#### Direction
Give a verbatim copy of the lines below, minus the pictures.
— Start of Records shown —
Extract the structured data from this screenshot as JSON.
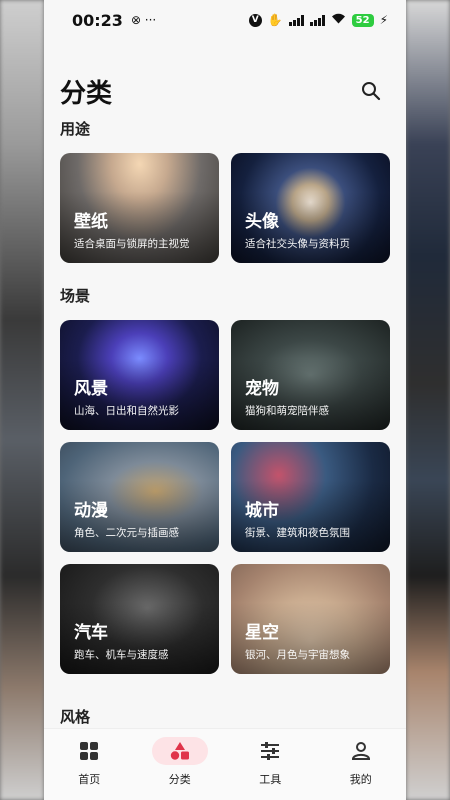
{
  "status_bar": {
    "time": "00:23",
    "extra": "⊗ ···",
    "battery": "52"
  },
  "header": {
    "title": "分类"
  },
  "sections": {
    "usage": {
      "title": "用途",
      "cards": [
        {
          "title": "壁纸",
          "subtitle": "适合桌面与锁屏的主视觉"
        },
        {
          "title": "头像",
          "subtitle": "适合社交头像与资料页"
        }
      ]
    },
    "scene": {
      "title": "场景",
      "cards": [
        {
          "title": "风景",
          "subtitle": "山海、日出和自然光影"
        },
        {
          "title": "宠物",
          "subtitle": "猫狗和萌宠陪伴感"
        },
        {
          "title": "动漫",
          "subtitle": "角色、二次元与插画感"
        },
        {
          "title": "城市",
          "subtitle": "街景、建筑和夜色氛围"
        },
        {
          "title": "汽车",
          "subtitle": "跑车、机车与速度感"
        },
        {
          "title": "星空",
          "subtitle": "银河、月色与宇宙想象"
        }
      ]
    },
    "style": {
      "title": "风格"
    }
  },
  "nav": {
    "items": [
      {
        "label": "首页",
        "icon": "grid-icon"
      },
      {
        "label": "分类",
        "icon": "shapes-icon"
      },
      {
        "label": "工具",
        "icon": "sliders-icon"
      },
      {
        "label": "我的",
        "icon": "person-icon"
      }
    ],
    "active_color": "#e0344a",
    "active_bg": "#fde3e6"
  }
}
— End of Records shown —
#### Task answer
Extract the structured data from this screenshot as JSON.
{
  "status_bar": {
    "time": "00:23",
    "extra": "⊗ ···",
    "battery": "52"
  },
  "header": {
    "title": "分类"
  },
  "sections": {
    "usage": {
      "title": "用途",
      "cards": [
        {
          "title": "壁纸",
          "subtitle": "适合桌面与锁屏的主视觉"
        },
        {
          "title": "头像",
          "subtitle": "适合社交头像与资料页"
        }
      ]
    },
    "scene": {
      "title": "场景",
      "cards": [
        {
          "title": "风景",
          "subtitle": "山海、日出和自然光影"
        },
        {
          "title": "宠物",
          "subtitle": "猫狗和萌宠陪伴感"
        },
        {
          "title": "动漫",
          "subtitle": "角色、二次元与插画感"
        },
        {
          "title": "城市",
          "subtitle": "街景、建筑和夜色氛围"
        },
        {
          "title": "汽车",
          "subtitle": "跑车、机车与速度感"
        },
        {
          "title": "星空",
          "subtitle": "银河、月色与宇宙想象"
        }
      ]
    },
    "style": {
      "title": "风格"
    }
  },
  "nav": {
    "items": [
      {
        "label": "首页",
        "icon": "grid-icon"
      },
      {
        "label": "分类",
        "icon": "shapes-icon"
      },
      {
        "label": "工具",
        "icon": "sliders-icon"
      },
      {
        "label": "我的",
        "icon": "person-icon"
      }
    ],
    "active_color": "#e0344a",
    "active_bg": "#fde3e6"
  }
}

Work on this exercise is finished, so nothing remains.